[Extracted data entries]
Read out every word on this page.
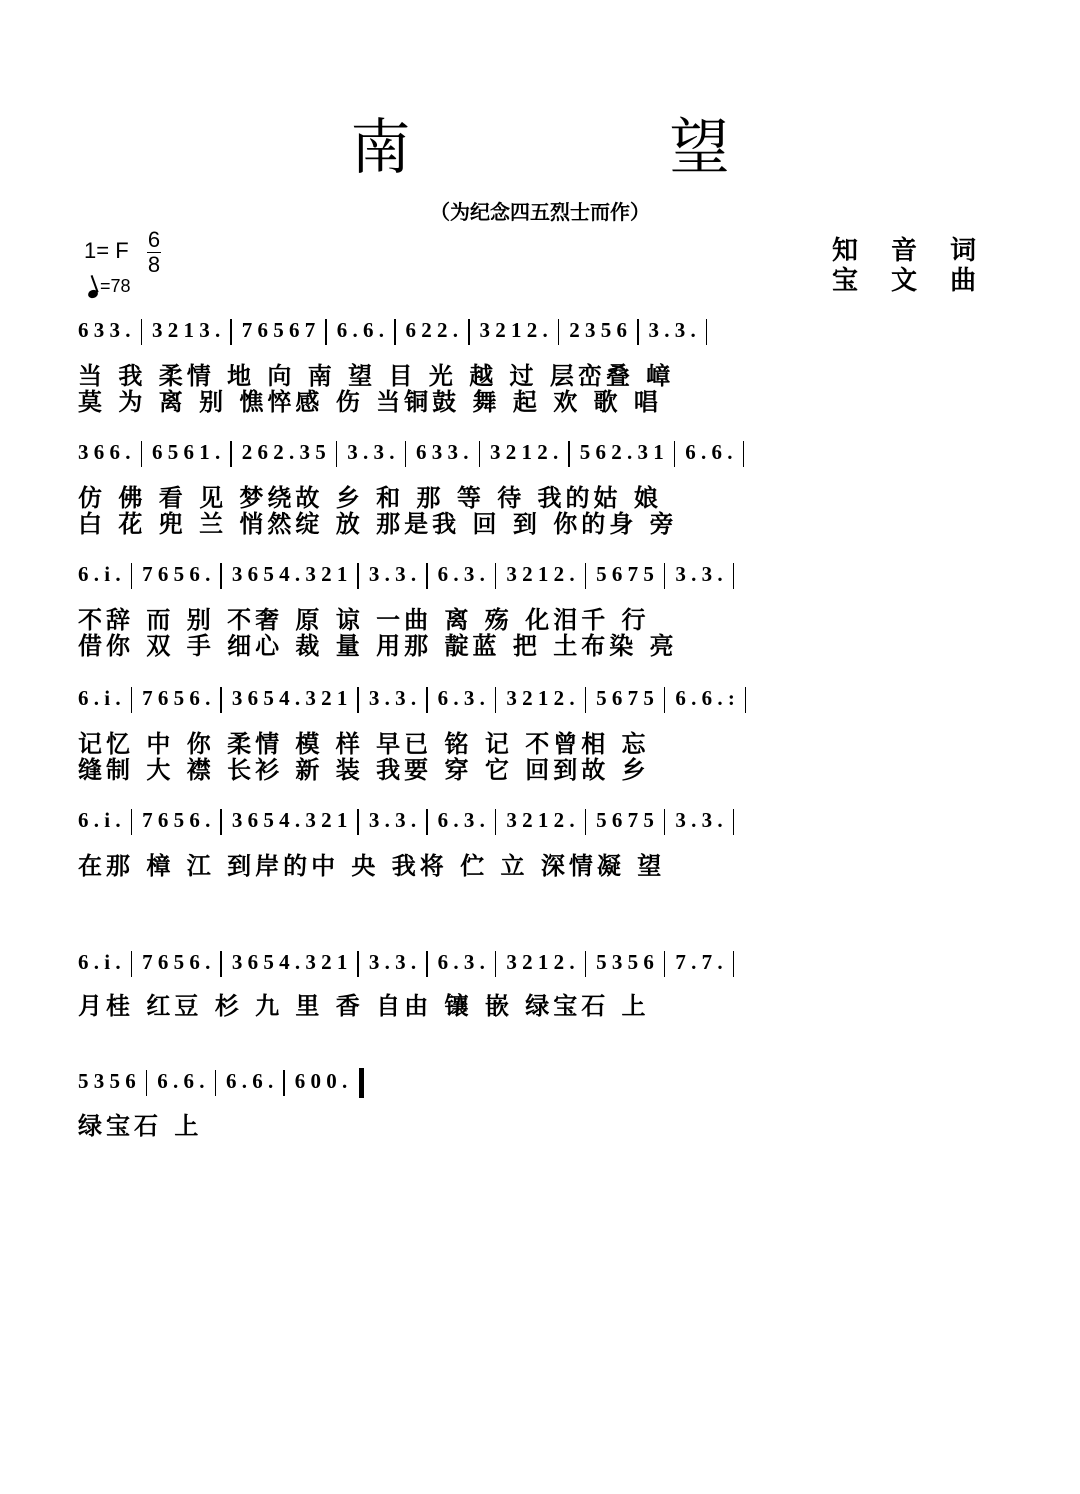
南 望
（为纪念四五烈士而作）
1= F 6
8
=78
知 音 词
宝 文 曲
6 3 3 . 3 2 1 3 . 7 6 5 6 7 6 . 6 . 6 2 2 . 3 2 1 2 . 2 3 5 6 3 . 3 .
当 我 柔情 地 向 南 望 目 光 越 过 层峦叠 嶂
莫 为 离 别 憔悴感 伤 当铜鼓 舞 起 欢 歌 唱
3 6 6 . 6 5 6 1 . 2 6 2 . 3 5 3 . 3 . 6 3 3 . 3 2 1 2 . 5 6 2 . 3 1 6 . 6 .
仿 佛 看 见 梦绕故 乡 和 那 等 待 我的姑 娘
白 花 兜 兰 悄然绽 放 那是我 回 到 你的身 旁
6 . i . 7 6 5 6 . 3 6 5 4 . 3 2 1 3 . 3 . 6 . 3 . 3 2 1 2 . 5 6 7 5 3 . 3 .
不辞 而 别 不奢 原 谅 一曲 离 殇 化泪千 行
借你 双 手 细心 裁 量 用那 靛蓝 把 土布染 亮
6 . i . 7 6 5 6 . 3 6 5 4 . 3 2 1 3 . 3 . 6 . 3 . 3 2 1 2 . 5 6 7 5 6 . 6 . :
记忆 中 你 柔情 模 样 早已 铭 记 不曾相 忘
缝制 大 襟 长衫 新 装 我要 穿 它 回到故 乡
6 . i . 7 6 5 6 . 3 6 5 4 . 3 2 1 3 . 3 . 6 . 3 . 3 2 1 2 . 5 6 7 5 3 . 3 .
在那 樟 江 到岸的中 央 我将 伫 立 深情凝 望
6 . i . 7 6 5 6 . 3 6 5 4 . 3 2 1 3 . 3 . 6 . 3 . 3 2 1 2 . 5 3 5 6 7 . 7 .
月桂 红豆 杉 九 里 香 自由 镶 嵌 绿宝石 上
5 3 5 6 6 . 6 . 6 . 6 . 6 0 0 .
绿宝石 上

GIVEN PROBLEM:
Leave out all pictures, then copy the remaining material exactly.

SOLUTION TO THE PROBLEM:
Read out every word on this page.
南 望
（为纪念四五烈士而作）
1= F 6
8
=78
知 音 词
宝 文 曲
6 3 3 . 3 2 1 3 . 7 6 5 6 7 6 . 6 . 6 2 2 . 3 2 1 2 . 2 3 5 6 3 . 3 .
当 我 柔情 地 向 南 望 目 光 越 过 层峦叠 嶂
莫 为 离 别 憔悴感 伤 当铜鼓 舞 起 欢 歌 唱
3 6 6 . 6 5 6 1 . 2 6 2 . 3 5 3 . 3 . 6 3 3 . 3 2 1 2 . 5 6 2 . 3 1 6 . 6 .
仿 佛 看 见 梦绕故 乡 和 那 等 待 我的姑 娘
白 花 兜 兰 悄然绽 放 那是我 回 到 你的身 旁
6 . i . 7 6 5 6 . 3 6 5 4 . 3 2 1 3 . 3 . 6 . 3 . 3 2 1 2 . 5 6 7 5 3 . 3 .
不辞 而 别 不奢 原 谅 一曲 离 殇 化泪千 行
借你 双 手 细心 裁 量 用那 靛蓝 把 土布染 亮
6 . i . 7 6 5 6 . 3 6 5 4 . 3 2 1 3 . 3 . 6 . 3 . 3 2 1 2 . 5 6 7 5 6 . 6 . :
记忆 中 你 柔情 模 样 早已 铭 记 不曾相 忘
缝制 大 襟 长衫 新 装 我要 穿 它 回到故 乡
6 . i . 7 6 5 6 . 3 6 5 4 . 3 2 1 3 . 3 . 6 . 3 . 3 2 1 2 . 5 6 7 5 3 . 3 .
在那 樟 江 到岸的中 央 我将 伫 立 深情凝 望
6 . i . 7 6 5 6 . 3 6 5 4 . 3 2 1 3 . 3 . 6 . 3 . 3 2 1 2 . 5 3 5 6 7 . 7 .
月桂 红豆 杉 九 里 香 自由 镶 嵌 绿宝石 上
5 3 5 6 6 . 6 . 6 . 6 . 6 0 0 .
绿宝石 上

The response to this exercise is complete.